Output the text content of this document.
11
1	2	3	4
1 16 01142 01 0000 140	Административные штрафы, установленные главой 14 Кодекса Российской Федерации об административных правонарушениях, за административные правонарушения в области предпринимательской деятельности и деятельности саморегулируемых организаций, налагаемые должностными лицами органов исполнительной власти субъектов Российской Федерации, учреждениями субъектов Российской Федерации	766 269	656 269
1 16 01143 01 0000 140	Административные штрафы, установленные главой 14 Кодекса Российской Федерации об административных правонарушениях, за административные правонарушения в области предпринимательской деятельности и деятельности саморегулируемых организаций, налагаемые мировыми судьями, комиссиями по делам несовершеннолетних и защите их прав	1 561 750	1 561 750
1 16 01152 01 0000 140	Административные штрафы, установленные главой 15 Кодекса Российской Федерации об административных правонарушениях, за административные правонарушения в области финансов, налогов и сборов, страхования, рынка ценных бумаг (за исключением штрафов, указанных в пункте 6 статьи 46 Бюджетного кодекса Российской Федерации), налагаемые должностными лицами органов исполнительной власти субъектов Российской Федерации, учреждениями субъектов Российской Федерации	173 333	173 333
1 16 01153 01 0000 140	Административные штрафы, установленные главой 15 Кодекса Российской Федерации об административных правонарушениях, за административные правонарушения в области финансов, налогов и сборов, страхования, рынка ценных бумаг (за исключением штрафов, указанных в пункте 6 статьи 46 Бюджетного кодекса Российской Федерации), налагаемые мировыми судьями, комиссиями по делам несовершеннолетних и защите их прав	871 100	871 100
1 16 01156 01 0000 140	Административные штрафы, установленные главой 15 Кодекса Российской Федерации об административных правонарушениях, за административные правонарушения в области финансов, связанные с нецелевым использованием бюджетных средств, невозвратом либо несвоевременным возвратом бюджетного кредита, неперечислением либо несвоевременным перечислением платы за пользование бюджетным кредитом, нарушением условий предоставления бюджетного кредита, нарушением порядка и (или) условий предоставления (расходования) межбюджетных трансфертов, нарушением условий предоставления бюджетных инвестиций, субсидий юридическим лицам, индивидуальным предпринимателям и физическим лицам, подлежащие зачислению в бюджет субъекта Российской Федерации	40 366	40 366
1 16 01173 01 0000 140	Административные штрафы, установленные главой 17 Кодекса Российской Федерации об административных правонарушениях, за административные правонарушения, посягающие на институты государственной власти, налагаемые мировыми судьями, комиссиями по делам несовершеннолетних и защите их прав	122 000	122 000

-=-=-=-=-

# THE TASK
Extract every entry above as it appears.

# OUTPUT OF THE EXERCISE
Output the text content of this document.
11
1	2	3	4
1 16 01142 01 0000 140	Административные штрафы, установленные главой 14 Кодекса Российской Федерации об административных правонарушениях, за административные правонарушения в области предпринимательской деятельности и деятельности саморегулируемых организаций, налагаемые должностными лицами органов исполнительной власти субъектов Российской Федерации, учреждениями субъектов Российской Федерации	766 269	656 269
1 16 01143 01 0000 140	Административные штрафы, установленные главой 14 Кодекса Российской Федерации об административных правонарушениях, за административные правонарушения в области предпринимательской деятельности и деятельности саморегулируемых организаций, налагаемые мировыми судьями, комиссиями по делам несовершеннолетних и защите их прав	1 561 750	1 561 750
1 16 01152 01 0000 140	Административные штрафы, установленные главой 15 Кодекса Российской Федерации об административных правонарушениях, за административные правонарушения в области финансов, налогов и сборов, страхования, рынка ценных бумаг (за исключением штрафов, указанных в пункте 6 статьи 46 Бюджетного кодекса Российской Федерации), налагаемые должностными лицами органов исполнительной власти субъектов Российской Федерации, учреждениями субъектов Российской Федерации	173 333	173 333
1 16 01153 01 0000 140	Административные штрафы, установленные главой 15 Кодекса Российской Федерации об административных правонарушениях, за административные правонарушения в области финансов, налогов и сборов, страхования, рынка ценных бумаг (за исключением штрафов, указанных в пункте 6 статьи 46 Бюджетного кодекса Российской Федерации), налагаемые мировыми судьями, комиссиями по делам несовершеннолетних и защите их прав	871 100	871 100
1 16 01156 01 0000 140	Административные штрафы, установленные главой 15 Кодекса Российской Федерации об административных правонарушениях, за административные правонарушения в области финансов, связанные с нецелевым использованием бюджетных средств, невозвратом либо несвоевременным возвратом бюджетного кредита, неперечислением либо несвоевременным перечислением платы за пользование бюджетным кредитом, нарушением условий предоставления бюджетного кредита, нарушением порядка и (или) условий предоставления (расходования) межбюджетных трансфертов, нарушением условий предоставления бюджетных инвестиций, субсидий юридическим лицам, индивидуальным предпринимателям и физическим лицам, подлежащие зачислению в бюджет субъекта Российской Федерации	40 366	40 366
1 16 01173 01 0000 140	Административные штрафы, установленные главой 17 Кодекса Российской Федерации об административных правонарушениях, за административные правонарушения, посягающие на институты государственной власти, налагаемые мировыми судьями, комиссиями по делам несовершеннолетних и защите их прав	122 000	122 000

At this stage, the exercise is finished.